**Directions**
Take down each entry exactly as written.

══ Given data ══

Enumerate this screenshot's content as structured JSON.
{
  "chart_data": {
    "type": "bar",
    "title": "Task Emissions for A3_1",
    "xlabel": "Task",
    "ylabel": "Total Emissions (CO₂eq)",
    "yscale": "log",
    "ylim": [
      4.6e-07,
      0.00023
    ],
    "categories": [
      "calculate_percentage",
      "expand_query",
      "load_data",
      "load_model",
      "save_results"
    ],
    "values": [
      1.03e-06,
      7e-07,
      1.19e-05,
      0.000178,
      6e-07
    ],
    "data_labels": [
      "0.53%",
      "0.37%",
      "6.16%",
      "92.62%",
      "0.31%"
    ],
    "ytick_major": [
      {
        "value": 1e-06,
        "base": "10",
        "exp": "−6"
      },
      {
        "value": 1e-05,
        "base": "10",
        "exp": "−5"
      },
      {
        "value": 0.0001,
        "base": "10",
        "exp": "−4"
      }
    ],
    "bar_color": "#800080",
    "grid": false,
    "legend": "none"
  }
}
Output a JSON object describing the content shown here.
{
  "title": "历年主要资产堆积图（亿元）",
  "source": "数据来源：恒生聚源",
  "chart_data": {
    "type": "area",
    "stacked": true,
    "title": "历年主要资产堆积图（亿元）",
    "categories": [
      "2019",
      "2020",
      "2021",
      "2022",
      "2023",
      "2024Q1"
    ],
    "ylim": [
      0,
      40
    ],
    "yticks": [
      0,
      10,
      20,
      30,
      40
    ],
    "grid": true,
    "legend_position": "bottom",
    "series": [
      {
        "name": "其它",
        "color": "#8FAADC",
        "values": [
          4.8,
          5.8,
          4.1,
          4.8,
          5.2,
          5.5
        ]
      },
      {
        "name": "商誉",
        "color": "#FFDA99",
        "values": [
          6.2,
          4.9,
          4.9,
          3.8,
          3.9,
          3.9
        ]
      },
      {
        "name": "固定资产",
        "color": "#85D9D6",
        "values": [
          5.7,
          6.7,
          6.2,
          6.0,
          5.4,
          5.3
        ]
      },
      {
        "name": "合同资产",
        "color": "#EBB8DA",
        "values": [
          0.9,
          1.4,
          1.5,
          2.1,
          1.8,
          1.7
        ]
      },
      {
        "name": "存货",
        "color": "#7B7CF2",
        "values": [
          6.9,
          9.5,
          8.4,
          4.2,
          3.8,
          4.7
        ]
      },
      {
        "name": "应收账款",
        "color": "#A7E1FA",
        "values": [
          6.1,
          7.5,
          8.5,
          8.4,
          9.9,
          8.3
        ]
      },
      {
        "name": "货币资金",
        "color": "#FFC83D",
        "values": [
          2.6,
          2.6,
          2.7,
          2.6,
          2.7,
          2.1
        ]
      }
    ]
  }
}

═══

**Answer to this task**
Enumerate this screenshot's content as structured JSON.
{
  "chart_data": {
    "type": "bar",
    "title": "Task Emissions for A3_1",
    "xlabel": "Task",
    "ylabel": "Total Emissions (CO₂eq)",
    "yscale": "log",
    "ylim": [
      4.6e-07,
      0.00023
    ],
    "categories": [
      "calculate_percentage",
      "expand_query",
      "load_data",
      "load_model",
      "save_results"
    ],
    "values": [
      1.03e-06,
      7e-07,
      1.19e-05,
      0.000178,
      6e-07
    ],
    "data_labels": [
      "0.53%",
      "0.37%",
      "6.16%",
      "92.62%",
      "0.31%"
    ],
    "ytick_major": [
      {
        "value": 1e-06,
        "base": "10",
        "exp": "−6"
      },
      {
        "value": 1e-05,
        "base": "10",
        "exp": "−5"
      },
      {
        "value": 0.0001,
        "base": "10",
        "exp": "−4"
      }
    ],
    "bar_color": "#800080",
    "grid": false,
    "legend": "none"
  }
}
Output a JSON object describing the content shown here.
{
  "title": "历年主要资产堆积图（亿元）",
  "source": "数据来源：恒生聚源",
  "chart_data": {
    "type": "area",
    "stacked": true,
    "title": "历年主要资产堆积图（亿元）",
    "categories": [
      "2019",
      "2020",
      "2021",
      "2022",
      "2023",
      "2024Q1"
    ],
    "ylim": [
      0,
      40
    ],
    "yticks": [
      0,
      10,
      20,
      30,
      40
    ],
    "grid": true,
    "legend_position": "bottom",
    "series": [
      {
        "name": "其它",
        "color": "#8FAADC",
        "values": [
          4.8,
          5.8,
          4.1,
          4.8,
          5.2,
          5.5
        ]
      },
      {
        "name": "商誉",
        "color": "#FFDA99",
        "values": [
          6.2,
          4.9,
          4.9,
          3.8,
          3.9,
          3.9
        ]
      },
      {
        "name": "固定资产",
        "color": "#85D9D6",
        "values": [
          5.7,
          6.7,
          6.2,
          6.0,
          5.4,
          5.3
        ]
      },
      {
        "name": "合同资产",
        "color": "#EBB8DA",
        "values": [
          0.9,
          1.4,
          1.5,
          2.1,
          1.8,
          1.7
        ]
      },
      {
        "name": "存货",
        "color": "#7B7CF2",
        "values": [
          6.9,
          9.5,
          8.4,
          4.2,
          3.8,
          4.7
        ]
      },
      {
        "name": "应收账款",
        "color": "#A7E1FA",
        "values": [
          6.1,
          7.5,
          8.5,
          8.4,
          9.9,
          8.3
        ]
      },
      {
        "name": "货币资金",
        "color": "#FFC83D",
        "values": [
          2.6,
          2.6,
          2.7,
          2.6,
          2.7,
          2.1
        ]
      }
    ]
  }
}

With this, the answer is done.